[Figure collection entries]
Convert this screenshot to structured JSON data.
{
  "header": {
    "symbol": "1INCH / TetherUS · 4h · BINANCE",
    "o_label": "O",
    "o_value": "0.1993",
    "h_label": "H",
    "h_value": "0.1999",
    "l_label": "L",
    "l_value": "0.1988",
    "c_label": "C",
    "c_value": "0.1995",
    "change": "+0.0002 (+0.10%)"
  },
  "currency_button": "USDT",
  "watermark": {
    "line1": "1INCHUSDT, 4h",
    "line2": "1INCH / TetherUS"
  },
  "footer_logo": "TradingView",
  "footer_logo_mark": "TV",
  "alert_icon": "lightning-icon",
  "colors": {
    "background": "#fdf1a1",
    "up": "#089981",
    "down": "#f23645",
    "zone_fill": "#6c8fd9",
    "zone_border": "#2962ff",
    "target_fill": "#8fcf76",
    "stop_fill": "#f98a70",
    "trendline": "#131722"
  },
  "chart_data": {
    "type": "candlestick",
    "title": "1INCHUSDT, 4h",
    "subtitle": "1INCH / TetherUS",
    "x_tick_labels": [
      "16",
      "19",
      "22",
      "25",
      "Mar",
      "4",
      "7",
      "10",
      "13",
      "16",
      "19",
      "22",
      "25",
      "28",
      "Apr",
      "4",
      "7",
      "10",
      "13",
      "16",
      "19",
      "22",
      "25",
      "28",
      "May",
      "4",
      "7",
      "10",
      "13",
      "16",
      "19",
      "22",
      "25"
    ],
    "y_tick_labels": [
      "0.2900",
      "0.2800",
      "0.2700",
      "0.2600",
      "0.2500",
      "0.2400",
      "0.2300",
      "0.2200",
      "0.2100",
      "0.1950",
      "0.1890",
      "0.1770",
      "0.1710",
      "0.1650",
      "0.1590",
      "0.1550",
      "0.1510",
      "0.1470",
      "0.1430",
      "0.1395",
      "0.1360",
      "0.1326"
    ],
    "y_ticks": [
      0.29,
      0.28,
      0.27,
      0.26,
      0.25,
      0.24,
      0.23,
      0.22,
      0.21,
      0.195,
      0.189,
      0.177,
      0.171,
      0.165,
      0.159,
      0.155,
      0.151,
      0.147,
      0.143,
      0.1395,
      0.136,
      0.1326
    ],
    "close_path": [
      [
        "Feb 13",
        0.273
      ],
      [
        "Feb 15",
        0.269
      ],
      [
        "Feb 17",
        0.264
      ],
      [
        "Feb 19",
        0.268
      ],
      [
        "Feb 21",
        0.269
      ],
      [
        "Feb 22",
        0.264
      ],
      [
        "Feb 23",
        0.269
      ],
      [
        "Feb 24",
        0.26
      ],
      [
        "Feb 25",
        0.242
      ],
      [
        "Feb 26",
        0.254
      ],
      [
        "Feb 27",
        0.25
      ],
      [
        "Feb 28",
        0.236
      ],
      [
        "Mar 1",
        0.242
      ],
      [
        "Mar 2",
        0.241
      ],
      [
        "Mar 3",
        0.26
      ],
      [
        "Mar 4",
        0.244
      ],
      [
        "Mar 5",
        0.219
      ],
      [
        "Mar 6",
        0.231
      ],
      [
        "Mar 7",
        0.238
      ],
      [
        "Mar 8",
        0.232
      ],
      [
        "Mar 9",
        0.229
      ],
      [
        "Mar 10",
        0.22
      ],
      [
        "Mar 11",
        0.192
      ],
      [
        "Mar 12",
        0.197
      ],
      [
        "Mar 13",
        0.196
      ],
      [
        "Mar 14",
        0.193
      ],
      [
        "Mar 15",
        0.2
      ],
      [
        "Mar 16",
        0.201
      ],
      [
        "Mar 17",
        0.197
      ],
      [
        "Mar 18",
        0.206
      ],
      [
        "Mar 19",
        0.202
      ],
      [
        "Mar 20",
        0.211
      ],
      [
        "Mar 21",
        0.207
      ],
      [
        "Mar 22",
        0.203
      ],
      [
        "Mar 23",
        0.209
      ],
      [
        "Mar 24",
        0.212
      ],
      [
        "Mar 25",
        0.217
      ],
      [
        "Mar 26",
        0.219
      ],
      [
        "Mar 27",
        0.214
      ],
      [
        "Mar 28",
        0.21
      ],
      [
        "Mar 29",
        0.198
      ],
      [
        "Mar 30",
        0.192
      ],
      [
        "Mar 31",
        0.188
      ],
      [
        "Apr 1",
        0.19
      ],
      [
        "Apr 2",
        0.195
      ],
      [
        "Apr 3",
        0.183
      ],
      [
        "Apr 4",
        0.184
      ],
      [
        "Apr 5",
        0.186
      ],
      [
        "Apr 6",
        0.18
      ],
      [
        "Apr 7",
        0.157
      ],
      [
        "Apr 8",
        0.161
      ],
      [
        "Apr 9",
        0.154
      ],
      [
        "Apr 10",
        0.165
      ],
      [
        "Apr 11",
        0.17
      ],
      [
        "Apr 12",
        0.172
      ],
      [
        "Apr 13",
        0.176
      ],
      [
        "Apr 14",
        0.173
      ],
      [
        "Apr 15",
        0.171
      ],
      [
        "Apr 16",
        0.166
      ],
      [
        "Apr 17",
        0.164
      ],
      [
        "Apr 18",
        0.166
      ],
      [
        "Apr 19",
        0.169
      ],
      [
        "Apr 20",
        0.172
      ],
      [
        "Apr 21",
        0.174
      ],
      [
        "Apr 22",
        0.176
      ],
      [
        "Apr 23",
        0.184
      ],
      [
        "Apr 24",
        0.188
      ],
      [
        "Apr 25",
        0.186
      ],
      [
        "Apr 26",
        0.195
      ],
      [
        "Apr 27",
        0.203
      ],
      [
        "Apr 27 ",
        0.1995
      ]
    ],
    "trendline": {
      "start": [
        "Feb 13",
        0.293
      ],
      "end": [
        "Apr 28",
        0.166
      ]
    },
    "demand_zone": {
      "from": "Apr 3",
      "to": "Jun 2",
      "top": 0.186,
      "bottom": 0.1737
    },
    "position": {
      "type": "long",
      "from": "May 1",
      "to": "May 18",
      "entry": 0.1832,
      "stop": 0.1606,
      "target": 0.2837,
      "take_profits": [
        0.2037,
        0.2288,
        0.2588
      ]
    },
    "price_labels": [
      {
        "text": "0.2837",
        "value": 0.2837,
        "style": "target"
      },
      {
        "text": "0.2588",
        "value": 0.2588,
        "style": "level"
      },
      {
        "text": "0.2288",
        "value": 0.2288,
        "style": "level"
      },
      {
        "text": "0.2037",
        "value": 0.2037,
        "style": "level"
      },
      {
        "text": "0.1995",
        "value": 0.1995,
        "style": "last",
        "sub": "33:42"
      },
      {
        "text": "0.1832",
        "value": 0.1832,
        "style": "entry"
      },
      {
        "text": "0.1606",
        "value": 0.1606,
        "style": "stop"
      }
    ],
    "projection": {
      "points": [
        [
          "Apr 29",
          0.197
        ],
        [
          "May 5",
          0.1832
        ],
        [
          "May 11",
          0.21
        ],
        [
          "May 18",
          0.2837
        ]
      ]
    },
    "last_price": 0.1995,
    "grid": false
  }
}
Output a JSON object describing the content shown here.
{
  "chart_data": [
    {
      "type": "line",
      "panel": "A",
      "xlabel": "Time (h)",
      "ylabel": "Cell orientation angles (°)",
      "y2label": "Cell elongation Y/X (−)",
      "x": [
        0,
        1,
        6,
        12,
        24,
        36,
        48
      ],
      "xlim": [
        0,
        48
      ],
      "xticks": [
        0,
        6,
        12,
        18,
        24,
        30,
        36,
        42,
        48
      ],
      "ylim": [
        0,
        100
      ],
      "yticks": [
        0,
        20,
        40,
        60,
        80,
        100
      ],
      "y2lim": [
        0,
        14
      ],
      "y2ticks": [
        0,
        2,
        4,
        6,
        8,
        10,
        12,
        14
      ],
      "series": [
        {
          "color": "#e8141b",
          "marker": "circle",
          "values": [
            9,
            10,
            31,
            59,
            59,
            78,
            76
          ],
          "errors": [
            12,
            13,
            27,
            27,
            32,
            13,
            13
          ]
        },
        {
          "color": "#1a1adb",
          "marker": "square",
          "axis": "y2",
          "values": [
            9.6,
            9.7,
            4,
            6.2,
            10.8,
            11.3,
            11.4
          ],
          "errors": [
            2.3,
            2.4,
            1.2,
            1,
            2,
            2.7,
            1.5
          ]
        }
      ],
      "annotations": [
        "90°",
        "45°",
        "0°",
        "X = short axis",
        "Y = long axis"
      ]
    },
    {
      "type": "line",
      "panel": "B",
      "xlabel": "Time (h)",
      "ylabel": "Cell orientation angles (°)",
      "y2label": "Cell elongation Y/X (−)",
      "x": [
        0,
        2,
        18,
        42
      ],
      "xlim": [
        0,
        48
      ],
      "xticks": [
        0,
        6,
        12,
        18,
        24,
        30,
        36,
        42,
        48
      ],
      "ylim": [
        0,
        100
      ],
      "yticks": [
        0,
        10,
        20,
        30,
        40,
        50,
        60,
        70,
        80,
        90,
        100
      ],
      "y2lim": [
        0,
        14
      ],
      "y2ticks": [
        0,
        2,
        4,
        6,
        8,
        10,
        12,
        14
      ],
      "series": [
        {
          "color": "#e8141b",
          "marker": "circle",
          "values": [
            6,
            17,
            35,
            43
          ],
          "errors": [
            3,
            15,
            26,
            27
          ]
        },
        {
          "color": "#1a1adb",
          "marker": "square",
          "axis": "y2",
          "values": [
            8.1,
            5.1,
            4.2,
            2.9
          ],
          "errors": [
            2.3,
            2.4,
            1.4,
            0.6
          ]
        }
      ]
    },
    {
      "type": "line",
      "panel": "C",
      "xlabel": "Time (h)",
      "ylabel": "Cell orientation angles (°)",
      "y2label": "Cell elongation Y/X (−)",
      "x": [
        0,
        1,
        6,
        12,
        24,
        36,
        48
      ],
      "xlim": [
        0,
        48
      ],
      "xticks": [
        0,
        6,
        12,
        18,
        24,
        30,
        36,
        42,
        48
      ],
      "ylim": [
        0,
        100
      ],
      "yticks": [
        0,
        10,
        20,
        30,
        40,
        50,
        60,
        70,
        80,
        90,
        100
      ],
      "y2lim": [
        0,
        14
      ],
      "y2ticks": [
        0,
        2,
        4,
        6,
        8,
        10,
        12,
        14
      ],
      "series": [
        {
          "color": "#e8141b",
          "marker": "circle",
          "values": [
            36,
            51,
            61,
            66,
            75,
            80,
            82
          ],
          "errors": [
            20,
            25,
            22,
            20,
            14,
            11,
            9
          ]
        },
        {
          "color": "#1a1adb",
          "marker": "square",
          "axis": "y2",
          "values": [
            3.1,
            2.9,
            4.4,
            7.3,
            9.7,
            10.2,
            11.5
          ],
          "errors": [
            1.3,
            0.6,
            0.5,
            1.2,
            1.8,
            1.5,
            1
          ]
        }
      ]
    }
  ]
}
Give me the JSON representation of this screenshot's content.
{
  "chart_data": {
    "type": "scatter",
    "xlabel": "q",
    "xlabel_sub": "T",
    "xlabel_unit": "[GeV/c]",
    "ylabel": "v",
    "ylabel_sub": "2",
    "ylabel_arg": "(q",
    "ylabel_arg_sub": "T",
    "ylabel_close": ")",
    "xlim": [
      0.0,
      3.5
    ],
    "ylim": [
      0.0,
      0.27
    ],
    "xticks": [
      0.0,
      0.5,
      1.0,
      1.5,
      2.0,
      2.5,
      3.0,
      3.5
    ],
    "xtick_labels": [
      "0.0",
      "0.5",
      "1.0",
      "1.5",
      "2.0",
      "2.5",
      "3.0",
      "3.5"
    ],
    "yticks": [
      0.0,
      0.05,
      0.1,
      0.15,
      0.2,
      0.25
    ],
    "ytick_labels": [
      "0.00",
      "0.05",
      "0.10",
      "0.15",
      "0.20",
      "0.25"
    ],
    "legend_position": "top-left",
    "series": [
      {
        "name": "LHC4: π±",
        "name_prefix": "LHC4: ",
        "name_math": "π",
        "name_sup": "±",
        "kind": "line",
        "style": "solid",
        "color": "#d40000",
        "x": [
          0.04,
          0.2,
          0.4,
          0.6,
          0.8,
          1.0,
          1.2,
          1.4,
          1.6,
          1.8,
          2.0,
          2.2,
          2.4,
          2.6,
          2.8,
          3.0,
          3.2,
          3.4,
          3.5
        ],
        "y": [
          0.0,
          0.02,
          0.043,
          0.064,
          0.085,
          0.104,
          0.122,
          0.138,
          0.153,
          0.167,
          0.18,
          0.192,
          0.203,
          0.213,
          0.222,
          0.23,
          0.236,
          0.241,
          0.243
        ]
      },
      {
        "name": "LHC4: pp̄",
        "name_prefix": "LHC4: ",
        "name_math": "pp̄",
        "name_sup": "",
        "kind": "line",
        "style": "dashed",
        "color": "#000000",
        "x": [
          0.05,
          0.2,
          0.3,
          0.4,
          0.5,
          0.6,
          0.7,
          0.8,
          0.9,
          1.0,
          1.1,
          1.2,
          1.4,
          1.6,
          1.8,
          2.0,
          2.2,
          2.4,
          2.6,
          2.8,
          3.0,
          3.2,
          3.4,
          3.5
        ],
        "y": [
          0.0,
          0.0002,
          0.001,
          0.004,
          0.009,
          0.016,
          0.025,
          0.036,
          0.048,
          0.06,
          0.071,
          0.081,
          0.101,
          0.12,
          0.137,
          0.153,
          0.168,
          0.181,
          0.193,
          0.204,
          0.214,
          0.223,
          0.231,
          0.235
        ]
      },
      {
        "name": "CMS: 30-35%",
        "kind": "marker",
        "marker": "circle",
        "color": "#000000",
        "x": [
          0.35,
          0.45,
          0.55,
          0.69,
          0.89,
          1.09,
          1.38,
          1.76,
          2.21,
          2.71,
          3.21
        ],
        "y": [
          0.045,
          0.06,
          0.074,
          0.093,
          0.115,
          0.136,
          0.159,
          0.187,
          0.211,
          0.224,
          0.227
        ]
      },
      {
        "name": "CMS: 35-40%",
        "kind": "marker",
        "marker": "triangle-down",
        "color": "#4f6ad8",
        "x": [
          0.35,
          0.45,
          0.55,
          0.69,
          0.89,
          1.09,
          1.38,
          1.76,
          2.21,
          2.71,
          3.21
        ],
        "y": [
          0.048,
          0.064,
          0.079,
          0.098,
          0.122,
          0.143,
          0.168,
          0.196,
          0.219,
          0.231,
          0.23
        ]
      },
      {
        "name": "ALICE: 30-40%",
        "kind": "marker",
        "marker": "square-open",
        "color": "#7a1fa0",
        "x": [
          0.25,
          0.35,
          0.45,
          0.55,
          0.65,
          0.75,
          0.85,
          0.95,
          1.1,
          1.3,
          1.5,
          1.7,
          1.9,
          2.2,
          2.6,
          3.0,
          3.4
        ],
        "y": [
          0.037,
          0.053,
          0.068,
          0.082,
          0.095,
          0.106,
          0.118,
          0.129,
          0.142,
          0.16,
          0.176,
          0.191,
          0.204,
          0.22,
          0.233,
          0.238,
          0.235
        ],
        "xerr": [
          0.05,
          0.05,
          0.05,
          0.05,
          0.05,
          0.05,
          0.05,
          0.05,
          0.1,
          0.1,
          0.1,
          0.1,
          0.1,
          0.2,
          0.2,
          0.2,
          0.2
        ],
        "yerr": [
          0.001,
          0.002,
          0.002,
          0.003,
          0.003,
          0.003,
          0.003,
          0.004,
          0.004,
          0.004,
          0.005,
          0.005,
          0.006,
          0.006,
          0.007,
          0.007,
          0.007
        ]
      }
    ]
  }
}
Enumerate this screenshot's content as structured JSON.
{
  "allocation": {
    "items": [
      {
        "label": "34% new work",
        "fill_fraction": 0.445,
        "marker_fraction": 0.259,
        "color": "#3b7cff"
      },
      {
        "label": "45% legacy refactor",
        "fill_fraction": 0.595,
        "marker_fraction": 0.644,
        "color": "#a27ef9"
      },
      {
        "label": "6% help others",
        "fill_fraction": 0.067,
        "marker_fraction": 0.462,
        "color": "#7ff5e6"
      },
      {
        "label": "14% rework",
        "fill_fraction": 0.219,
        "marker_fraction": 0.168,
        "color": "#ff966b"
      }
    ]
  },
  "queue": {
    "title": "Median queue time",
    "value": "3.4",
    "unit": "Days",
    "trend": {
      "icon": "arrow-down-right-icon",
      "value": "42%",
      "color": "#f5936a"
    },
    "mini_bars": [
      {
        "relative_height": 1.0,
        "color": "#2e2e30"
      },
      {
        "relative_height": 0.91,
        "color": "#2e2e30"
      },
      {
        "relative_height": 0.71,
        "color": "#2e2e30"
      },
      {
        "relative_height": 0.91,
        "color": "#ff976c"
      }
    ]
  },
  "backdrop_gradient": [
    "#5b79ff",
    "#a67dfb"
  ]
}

» TASK TO COMPLETE:
Scan the material above. Return every line containing the string "screenshot".

» SOLUTION TO THE PROBLEM:
Convert this screenshot to structured JSON data.
Give me the JSON representation of this screenshot's content.
Enumerate this screenshot's content as structured JSON.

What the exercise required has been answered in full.